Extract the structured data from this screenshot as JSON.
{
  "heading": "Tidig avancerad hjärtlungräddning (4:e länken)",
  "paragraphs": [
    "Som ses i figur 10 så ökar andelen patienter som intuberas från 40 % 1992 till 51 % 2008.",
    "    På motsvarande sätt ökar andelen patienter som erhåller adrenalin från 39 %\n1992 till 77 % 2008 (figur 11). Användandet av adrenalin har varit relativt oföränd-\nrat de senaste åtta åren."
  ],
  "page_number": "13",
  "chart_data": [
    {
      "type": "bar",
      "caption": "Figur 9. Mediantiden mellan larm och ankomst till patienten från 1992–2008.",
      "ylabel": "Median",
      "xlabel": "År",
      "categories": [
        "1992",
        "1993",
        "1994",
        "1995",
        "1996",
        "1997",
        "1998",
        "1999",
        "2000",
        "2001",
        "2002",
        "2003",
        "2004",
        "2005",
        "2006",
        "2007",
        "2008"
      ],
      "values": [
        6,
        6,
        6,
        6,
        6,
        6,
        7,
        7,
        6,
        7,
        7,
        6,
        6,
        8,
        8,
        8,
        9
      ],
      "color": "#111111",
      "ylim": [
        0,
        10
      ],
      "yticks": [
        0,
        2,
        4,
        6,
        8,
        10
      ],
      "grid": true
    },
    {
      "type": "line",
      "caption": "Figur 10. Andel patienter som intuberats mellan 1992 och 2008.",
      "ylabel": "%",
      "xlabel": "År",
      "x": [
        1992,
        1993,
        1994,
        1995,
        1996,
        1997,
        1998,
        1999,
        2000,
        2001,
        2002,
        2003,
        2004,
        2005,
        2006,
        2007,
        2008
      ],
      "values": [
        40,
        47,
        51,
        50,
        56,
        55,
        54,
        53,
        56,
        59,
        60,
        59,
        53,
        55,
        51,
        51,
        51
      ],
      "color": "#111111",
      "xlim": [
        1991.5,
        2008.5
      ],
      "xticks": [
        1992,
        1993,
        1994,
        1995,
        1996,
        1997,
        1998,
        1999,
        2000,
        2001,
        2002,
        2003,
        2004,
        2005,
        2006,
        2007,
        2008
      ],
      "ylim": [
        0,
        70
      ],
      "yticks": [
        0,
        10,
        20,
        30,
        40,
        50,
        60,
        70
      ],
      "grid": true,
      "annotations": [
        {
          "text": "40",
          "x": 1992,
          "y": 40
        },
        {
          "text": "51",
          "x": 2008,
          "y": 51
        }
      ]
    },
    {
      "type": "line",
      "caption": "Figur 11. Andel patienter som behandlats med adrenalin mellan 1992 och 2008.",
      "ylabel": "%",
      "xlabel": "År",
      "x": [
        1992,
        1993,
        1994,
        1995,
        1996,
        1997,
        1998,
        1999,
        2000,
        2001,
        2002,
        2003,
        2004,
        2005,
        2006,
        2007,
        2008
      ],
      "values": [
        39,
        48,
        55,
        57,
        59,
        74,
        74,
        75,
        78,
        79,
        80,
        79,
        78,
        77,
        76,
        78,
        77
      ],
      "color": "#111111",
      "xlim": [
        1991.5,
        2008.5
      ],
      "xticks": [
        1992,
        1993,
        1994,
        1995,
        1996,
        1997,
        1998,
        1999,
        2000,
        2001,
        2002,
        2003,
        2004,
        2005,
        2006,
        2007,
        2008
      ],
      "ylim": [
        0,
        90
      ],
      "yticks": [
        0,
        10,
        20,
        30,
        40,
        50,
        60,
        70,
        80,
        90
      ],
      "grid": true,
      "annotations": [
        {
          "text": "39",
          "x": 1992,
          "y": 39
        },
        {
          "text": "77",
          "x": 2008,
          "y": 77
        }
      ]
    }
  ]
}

▸ **Stated task**: Tell how many lines hold the string "andelen", giving the number and nothing else.

▸ **Full answer**: 2